WHAT YOU ARE ASKED TO DO: Please rename "y-tick-label" to "y-axis-value" everywhere it occurs in the records below, and reproduce them with nothing else changed.

Saved data entries

* START *

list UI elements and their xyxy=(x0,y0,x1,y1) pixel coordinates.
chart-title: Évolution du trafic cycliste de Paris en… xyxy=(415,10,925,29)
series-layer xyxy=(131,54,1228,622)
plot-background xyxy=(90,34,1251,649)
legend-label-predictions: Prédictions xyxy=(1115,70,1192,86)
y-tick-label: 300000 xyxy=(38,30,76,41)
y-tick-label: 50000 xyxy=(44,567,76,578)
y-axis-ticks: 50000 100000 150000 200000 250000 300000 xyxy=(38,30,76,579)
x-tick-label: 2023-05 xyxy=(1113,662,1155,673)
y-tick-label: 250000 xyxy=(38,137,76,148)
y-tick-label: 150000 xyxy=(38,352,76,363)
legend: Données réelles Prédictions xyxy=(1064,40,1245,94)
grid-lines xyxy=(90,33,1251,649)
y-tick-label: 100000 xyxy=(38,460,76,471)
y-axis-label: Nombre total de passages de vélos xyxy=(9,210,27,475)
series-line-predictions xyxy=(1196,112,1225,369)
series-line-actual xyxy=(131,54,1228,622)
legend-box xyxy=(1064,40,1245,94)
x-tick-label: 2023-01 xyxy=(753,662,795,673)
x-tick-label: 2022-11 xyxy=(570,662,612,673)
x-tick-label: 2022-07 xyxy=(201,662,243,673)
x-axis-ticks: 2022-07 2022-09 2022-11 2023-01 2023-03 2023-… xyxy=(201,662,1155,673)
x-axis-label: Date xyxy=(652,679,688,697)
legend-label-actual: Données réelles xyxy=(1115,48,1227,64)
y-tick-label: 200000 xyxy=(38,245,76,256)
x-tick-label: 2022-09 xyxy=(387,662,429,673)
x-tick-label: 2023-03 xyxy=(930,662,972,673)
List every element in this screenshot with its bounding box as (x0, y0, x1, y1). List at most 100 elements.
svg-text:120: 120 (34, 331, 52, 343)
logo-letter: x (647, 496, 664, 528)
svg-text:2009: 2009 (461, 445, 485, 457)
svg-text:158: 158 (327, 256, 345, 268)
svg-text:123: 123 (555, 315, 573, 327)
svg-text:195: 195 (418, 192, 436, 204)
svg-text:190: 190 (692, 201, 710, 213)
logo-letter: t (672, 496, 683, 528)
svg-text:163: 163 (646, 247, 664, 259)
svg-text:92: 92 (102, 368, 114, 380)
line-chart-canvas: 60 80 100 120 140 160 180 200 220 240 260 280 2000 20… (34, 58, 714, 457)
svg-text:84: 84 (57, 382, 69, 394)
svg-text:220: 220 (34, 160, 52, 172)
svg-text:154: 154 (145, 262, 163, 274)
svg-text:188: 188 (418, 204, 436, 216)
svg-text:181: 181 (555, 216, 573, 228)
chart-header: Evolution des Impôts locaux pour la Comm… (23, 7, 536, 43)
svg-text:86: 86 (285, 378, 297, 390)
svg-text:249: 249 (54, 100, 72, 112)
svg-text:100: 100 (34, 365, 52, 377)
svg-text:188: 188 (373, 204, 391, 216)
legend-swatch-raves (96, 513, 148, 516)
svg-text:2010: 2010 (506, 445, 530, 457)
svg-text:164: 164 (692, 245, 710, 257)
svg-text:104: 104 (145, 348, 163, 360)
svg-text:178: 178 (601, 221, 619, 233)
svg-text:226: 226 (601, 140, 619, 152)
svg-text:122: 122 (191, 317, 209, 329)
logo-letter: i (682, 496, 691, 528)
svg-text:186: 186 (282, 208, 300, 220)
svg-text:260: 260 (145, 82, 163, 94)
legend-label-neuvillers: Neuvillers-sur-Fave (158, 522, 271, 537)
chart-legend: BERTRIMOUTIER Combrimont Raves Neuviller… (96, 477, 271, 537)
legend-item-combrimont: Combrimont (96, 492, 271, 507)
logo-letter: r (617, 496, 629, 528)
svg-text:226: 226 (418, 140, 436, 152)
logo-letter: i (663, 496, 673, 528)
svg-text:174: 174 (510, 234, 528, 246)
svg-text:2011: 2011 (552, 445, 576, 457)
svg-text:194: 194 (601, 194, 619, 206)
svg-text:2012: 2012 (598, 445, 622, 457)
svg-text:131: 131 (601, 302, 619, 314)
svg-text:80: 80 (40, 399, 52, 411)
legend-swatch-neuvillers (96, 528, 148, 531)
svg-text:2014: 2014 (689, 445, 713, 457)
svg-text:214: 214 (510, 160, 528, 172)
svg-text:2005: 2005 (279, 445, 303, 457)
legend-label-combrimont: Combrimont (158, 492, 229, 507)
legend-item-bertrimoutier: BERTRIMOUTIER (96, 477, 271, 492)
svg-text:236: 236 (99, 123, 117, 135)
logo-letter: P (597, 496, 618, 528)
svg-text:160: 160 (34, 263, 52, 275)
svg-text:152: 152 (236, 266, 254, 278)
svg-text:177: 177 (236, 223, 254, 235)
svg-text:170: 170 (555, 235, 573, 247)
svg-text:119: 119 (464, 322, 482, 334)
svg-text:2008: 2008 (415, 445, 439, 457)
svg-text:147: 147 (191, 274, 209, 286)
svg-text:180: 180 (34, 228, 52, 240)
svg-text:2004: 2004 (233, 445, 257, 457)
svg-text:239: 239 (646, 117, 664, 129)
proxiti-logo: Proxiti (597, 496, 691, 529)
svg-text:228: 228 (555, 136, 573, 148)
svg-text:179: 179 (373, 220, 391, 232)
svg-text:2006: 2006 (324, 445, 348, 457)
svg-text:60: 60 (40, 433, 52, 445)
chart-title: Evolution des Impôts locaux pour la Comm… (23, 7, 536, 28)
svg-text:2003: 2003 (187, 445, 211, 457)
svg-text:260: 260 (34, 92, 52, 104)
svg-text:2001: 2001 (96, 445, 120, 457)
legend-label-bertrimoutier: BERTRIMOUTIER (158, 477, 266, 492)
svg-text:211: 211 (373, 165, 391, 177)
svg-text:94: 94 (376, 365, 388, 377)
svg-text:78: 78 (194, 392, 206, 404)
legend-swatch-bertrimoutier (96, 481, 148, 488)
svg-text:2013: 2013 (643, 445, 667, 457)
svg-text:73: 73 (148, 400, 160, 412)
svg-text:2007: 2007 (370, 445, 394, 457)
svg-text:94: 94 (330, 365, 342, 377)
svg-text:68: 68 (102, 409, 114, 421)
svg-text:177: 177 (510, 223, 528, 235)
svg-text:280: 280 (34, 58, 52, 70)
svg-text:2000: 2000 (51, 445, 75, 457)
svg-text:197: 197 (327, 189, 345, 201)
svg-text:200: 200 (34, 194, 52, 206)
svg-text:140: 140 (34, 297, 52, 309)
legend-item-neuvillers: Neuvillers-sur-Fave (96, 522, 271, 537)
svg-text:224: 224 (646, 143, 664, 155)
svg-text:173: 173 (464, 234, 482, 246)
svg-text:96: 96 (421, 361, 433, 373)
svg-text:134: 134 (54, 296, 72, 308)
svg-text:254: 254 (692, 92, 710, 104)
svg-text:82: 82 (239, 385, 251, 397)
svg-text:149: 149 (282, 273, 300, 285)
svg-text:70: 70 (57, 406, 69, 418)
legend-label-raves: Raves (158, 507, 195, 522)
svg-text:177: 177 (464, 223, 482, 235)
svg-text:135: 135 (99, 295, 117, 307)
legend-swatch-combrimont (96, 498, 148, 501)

* END *

FINAL RESULT:
list UI elements and their xyxy=(x0,y0,x1,y1) pixel coordinates.
chart-title: Évolution du trafic cycliste de Paris en… xyxy=(415,10,925,29)
series-layer xyxy=(131,54,1228,622)
plot-background xyxy=(90,34,1251,649)
legend-label-predictions: Prédictions xyxy=(1115,70,1192,86)
y-axis-value: 300000 xyxy=(38,30,76,41)
y-axis-value: 50000 xyxy=(44,567,76,578)
y-axis-ticks: 50000 100000 150000 200000 250000 300000 xyxy=(38,30,76,579)
x-tick-label: 2023-05 xyxy=(1113,662,1155,673)
y-axis-value: 250000 xyxy=(38,137,76,148)
y-axis-value: 150000 xyxy=(38,352,76,363)
legend: Données réelles Prédictions xyxy=(1064,40,1245,94)
grid-lines xyxy=(90,33,1251,649)
y-axis-value: 100000 xyxy=(38,460,76,471)
y-axis-label: Nombre total de passages de vélos xyxy=(9,210,27,475)
series-line-predictions xyxy=(1196,112,1225,369)
series-line-actual xyxy=(131,54,1228,622)
legend-box xyxy=(1064,40,1245,94)
x-tick-label: 2023-01 xyxy=(753,662,795,673)
x-tick-label: 2022-11 xyxy=(570,662,612,673)
x-tick-label: 2022-07 xyxy=(201,662,243,673)
x-axis-ticks: 2022-07 2022-09 2022-11 2023-01 2023-03 2023-… xyxy=(201,662,1155,673)
x-axis-label: Date xyxy=(652,679,688,697)
legend-label-actual: Données réelles xyxy=(1115,48,1227,64)
y-axis-value: 200000 xyxy=(38,245,76,256)
x-tick-label: 2022-09 xyxy=(387,662,429,673)
x-tick-label: 2023-03 xyxy=(930,662,972,673)
List every element in this screenshot with its bounding box as (x0, y0, x1, y1). List at most 100 elements.
svg-text:120: 120 (34, 331, 52, 343)
logo-letter: x (647, 496, 664, 528)
svg-text:2009: 2009 (461, 445, 485, 457)
svg-text:158: 158 (327, 256, 345, 268)
svg-text:123: 123 (555, 315, 573, 327)
svg-text:195: 195 (418, 192, 436, 204)
svg-text:190: 190 (692, 201, 710, 213)
logo-letter: t (672, 496, 683, 528)
svg-text:163: 163 (646, 247, 664, 259)
svg-text:92: 92 (102, 368, 114, 380)
line-chart-canvas: 60 80 100 120 140 160 180 200 220 240 260 280 2000 20… (34, 58, 714, 457)
svg-text:84: 84 (57, 382, 69, 394)
svg-text:220: 220 (34, 160, 52, 172)
svg-text:154: 154 (145, 262, 163, 274)
svg-text:188: 188 (418, 204, 436, 216)
svg-text:181: 181 (555, 216, 573, 228)
chart-header: Evolution des Impôts locaux pour la Comm… (23, 7, 536, 43)
svg-text:86: 86 (285, 378, 297, 390)
svg-text:249: 249 (54, 100, 72, 112)
svg-text:100: 100 (34, 365, 52, 377)
svg-text:188: 188 (373, 204, 391, 216)
legend-swatch-raves (96, 513, 148, 516)
svg-text:2010: 2010 (506, 445, 530, 457)
svg-text:164: 164 (692, 245, 710, 257)
svg-text:104: 104 (145, 348, 163, 360)
svg-text:178: 178 (601, 221, 619, 233)
svg-text:226: 226 (601, 140, 619, 152)
svg-text:122: 122 (191, 317, 209, 329)
logo-letter: i (682, 496, 691, 528)
svg-text:186: 186 (282, 208, 300, 220)
svg-text:260: 260 (145, 82, 163, 94)
legend-label-neuvillers: Neuvillers-sur-Fave (158, 522, 271, 537)
chart-legend: BERTRIMOUTIER Combrimont Raves Neuviller… (96, 477, 271, 537)
legend-item-combrimont: Combrimont (96, 492, 271, 507)
logo-letter: r (617, 496, 629, 528)
svg-text:226: 226 (418, 140, 436, 152)
logo-letter: i (663, 496, 673, 528)
svg-text:174: 174 (510, 234, 528, 246)
svg-text:2011: 2011 (552, 445, 576, 457)
svg-text:194: 194 (601, 194, 619, 206)
svg-text:2012: 2012 (598, 445, 622, 457)
svg-text:131: 131 (601, 302, 619, 314)
svg-text:80: 80 (40, 399, 52, 411)
legend-swatch-neuvillers (96, 528, 148, 531)
svg-text:2014: 2014 (689, 445, 713, 457)
svg-text:214: 214 (510, 160, 528, 172)
svg-text:2005: 2005 (279, 445, 303, 457)
legend-label-combrimont: Combrimont (158, 492, 229, 507)
legend-item-bertrimoutier: BERTRIMOUTIER (96, 477, 271, 492)
svg-text:236: 236 (99, 123, 117, 135)
logo-letter: P (597, 496, 618, 528)
svg-text:160: 160 (34, 263, 52, 275)
svg-text:152: 152 (236, 266, 254, 278)
svg-text:177: 177 (236, 223, 254, 235)
svg-text:170: 170 (555, 235, 573, 247)
svg-text:119: 119 (464, 322, 482, 334)
svg-text:2008: 2008 (415, 445, 439, 457)
svg-text:147: 147 (191, 274, 209, 286)
svg-text:180: 180 (34, 228, 52, 240)
svg-text:2004: 2004 (233, 445, 257, 457)
svg-text:239: 239 (646, 117, 664, 129)
proxiti-logo: Proxiti (597, 496, 691, 529)
svg-text:228: 228 (555, 136, 573, 148)
svg-text:179: 179 (373, 220, 391, 232)
svg-text:2006: 2006 (324, 445, 348, 457)
svg-text:60: 60 (40, 433, 52, 445)
chart-title: Evolution des Impôts locaux pour la Comm… (23, 7, 536, 28)
svg-text:2003: 2003 (187, 445, 211, 457)
svg-text:260: 260 (34, 92, 52, 104)
svg-text:2001: 2001 (96, 445, 120, 457)
legend-label-bertrimoutier: BERTRIMOUTIER (158, 477, 266, 492)
svg-text:211: 211 (373, 165, 391, 177)
svg-text:94: 94 (376, 365, 388, 377)
svg-text:78: 78 (194, 392, 206, 404)
legend-swatch-bertrimoutier (96, 481, 148, 488)
svg-text:2013: 2013 (643, 445, 667, 457)
svg-text:73: 73 (148, 400, 160, 412)
svg-text:2007: 2007 (370, 445, 394, 457)
svg-text:94: 94 (330, 365, 342, 377)
svg-text:68: 68 (102, 409, 114, 421)
svg-text:177: 177 (510, 223, 528, 235)
svg-text:280: 280 (34, 58, 52, 70)
svg-text:2000: 2000 (51, 445, 75, 457)
svg-text:197: 197 (327, 189, 345, 201)
svg-text:200: 200 (34, 194, 52, 206)
svg-text:140: 140 (34, 297, 52, 309)
legend-item-neuvillers: Neuvillers-sur-Fave (96, 522, 271, 537)
svg-text:224: 224 (646, 143, 664, 155)
svg-text:173: 173 (464, 234, 482, 246)
svg-text:96: 96 (421, 361, 433, 373)
svg-text:134: 134 (54, 296, 72, 308)
svg-text:254: 254 (692, 92, 710, 104)
svg-text:82: 82 (239, 385, 251, 397)
svg-text:149: 149 (282, 273, 300, 285)
svg-text:70: 70 (57, 406, 69, 418)
legend-label-raves: Raves (158, 507, 195, 522)
svg-text:177: 177 (464, 223, 482, 235)
svg-text:135: 135 (99, 295, 117, 307)
legend-swatch-combrimont (96, 498, 148, 501)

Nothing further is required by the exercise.